[SHORT PROBLEM] Show every line that has the string "arrow" in it.

(Dataset records)

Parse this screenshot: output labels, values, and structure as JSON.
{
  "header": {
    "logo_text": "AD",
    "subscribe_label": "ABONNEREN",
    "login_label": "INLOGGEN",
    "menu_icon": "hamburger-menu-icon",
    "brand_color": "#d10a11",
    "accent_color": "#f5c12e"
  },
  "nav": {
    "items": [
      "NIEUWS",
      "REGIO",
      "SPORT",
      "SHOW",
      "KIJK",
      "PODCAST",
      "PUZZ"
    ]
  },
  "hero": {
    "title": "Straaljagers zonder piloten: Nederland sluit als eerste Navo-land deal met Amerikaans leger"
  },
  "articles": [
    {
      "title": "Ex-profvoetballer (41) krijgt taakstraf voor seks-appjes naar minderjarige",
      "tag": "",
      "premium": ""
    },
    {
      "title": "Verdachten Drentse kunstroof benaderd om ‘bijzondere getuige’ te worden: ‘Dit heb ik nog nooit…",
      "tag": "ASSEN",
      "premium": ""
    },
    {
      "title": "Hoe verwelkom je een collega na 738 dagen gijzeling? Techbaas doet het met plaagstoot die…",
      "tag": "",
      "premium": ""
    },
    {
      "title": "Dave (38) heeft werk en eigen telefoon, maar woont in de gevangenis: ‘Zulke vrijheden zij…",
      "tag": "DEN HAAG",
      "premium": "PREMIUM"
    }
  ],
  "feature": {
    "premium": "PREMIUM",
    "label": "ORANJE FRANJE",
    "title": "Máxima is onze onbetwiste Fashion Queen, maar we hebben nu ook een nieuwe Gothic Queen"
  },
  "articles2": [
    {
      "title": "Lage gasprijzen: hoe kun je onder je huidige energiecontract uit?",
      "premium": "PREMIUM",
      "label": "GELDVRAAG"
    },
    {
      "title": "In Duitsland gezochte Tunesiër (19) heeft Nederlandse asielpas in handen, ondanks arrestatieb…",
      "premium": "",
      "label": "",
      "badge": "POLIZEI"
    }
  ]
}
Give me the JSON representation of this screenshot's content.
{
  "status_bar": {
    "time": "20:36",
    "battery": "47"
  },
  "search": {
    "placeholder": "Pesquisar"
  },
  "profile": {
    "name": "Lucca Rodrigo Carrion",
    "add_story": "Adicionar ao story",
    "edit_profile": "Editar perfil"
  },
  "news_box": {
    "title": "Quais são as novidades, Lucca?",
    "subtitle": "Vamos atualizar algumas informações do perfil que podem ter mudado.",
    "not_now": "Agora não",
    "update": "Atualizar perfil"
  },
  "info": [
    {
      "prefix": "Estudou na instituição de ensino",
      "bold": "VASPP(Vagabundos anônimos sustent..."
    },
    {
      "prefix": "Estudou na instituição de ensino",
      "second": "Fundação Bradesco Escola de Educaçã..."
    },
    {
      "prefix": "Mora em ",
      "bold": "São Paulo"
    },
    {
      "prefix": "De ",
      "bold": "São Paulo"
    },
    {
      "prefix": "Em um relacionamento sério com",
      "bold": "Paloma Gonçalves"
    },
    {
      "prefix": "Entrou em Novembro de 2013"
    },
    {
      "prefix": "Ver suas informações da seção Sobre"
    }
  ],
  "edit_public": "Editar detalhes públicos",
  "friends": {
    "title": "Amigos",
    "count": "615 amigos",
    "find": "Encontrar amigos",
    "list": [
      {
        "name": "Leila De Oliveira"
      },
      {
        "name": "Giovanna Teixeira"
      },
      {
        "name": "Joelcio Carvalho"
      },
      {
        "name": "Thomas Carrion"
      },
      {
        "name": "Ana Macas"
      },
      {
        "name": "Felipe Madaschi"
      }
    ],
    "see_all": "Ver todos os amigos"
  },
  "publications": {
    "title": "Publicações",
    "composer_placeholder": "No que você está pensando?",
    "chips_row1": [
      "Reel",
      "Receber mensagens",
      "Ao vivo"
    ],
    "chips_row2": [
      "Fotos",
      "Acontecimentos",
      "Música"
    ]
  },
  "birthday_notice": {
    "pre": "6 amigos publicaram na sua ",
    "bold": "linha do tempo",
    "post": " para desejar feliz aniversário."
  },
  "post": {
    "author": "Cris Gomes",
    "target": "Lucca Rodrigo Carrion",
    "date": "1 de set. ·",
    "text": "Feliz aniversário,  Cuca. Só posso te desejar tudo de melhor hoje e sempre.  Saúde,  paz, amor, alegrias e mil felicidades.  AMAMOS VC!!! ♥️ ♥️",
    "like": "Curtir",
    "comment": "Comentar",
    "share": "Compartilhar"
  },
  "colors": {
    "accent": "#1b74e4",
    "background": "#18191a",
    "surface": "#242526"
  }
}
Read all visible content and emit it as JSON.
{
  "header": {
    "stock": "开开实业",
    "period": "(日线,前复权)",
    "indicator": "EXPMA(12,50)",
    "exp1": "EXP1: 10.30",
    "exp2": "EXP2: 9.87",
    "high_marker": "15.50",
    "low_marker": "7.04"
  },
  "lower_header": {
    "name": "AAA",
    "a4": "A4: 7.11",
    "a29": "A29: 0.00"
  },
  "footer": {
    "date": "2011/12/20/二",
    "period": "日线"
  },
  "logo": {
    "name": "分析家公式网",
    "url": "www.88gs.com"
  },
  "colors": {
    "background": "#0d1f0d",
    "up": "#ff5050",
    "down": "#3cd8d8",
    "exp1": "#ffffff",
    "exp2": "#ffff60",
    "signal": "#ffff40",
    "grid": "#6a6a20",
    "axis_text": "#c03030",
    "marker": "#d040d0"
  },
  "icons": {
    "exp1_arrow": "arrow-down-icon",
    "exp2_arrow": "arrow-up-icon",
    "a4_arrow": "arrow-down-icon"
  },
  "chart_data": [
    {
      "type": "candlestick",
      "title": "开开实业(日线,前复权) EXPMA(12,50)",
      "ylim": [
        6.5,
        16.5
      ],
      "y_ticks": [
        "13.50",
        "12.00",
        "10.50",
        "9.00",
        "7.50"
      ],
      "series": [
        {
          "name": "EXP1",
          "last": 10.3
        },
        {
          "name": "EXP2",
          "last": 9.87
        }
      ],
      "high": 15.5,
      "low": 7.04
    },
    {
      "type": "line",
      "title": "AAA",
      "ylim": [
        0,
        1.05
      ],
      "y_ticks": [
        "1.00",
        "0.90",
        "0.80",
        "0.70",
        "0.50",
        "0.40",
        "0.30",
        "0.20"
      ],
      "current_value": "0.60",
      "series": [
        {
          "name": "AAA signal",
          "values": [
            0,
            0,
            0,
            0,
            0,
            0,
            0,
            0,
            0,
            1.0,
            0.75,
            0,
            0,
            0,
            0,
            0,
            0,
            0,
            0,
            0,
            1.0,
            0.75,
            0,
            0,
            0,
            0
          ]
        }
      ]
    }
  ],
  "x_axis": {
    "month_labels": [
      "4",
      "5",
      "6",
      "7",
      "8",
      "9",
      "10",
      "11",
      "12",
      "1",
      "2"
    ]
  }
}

[SOLUTION FOR THIS PROBLEM]
    "exp1_arrow": "arrow-down-icon",
    "exp2_arrow": "arrow-up-icon",
    "a4_arrow": "arrow-down-icon"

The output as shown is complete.